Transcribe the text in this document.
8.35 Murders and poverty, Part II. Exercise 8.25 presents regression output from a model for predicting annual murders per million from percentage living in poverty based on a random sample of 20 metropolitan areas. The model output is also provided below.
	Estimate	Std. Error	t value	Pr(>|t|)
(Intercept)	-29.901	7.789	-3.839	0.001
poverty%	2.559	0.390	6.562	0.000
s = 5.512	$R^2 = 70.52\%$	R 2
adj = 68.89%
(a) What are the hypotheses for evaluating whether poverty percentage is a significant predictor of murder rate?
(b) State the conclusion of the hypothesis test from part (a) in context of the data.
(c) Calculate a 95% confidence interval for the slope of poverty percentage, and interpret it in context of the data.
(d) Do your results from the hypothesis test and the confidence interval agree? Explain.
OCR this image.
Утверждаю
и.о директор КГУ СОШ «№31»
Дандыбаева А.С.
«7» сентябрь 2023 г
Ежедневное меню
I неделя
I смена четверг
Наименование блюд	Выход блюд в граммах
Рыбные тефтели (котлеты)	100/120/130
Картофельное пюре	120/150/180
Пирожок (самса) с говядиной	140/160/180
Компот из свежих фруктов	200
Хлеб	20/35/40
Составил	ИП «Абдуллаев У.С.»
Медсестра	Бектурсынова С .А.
= = = = = = =
◆ **What this task involves**
Would you reproduce the material above in full, exactly as given?

◆ **Expected output**
Transcribe the text in this document.
8.35 Murders and poverty, Part II. Exercise 8.25 presents regression output from a model for predicting annual murders per million from percentage living in poverty based on a random sample of 20 metropolitan areas. The model output is also provided below.
	Estimate	Std. Error	t value	Pr(>|t|)
(Intercept)	-29.901	7.789	-3.839	0.001
poverty%	2.559	0.390	6.562	0.000
s = 5.512	$R^2 = 70.52\%$	R 2
adj = 68.89%
(a) What are the hypotheses for evaluating whether poverty percentage is a significant predictor of murder rate?
(b) State the conclusion of the hypothesis test from part (a) in context of the data.
(c) Calculate a 95% confidence interval for the slope of poverty percentage, and interpret it in context of the data.
(d) Do your results from the hypothesis test and the confidence interval agree? Explain.
OCR this image.
Утверждаю
и.о директор КГУ СОШ «№31»
Дандыбаева А.С.
«7» сентябрь 2023 г
Ежедневное меню
I неделя
I смена четверг
Наименование блюд	Выход блюд в граммах
Рыбные тефтели (котлеты)	100/120/130
Картофельное пюре	120/150/180
Пирожок (самса) с говядиной	140/160/180
Компот из свежих фруктов	200
Хлеб	20/35/40
Составил	ИП «Абдуллаев У.С.»
Медсестра	Бектурсынова С .А.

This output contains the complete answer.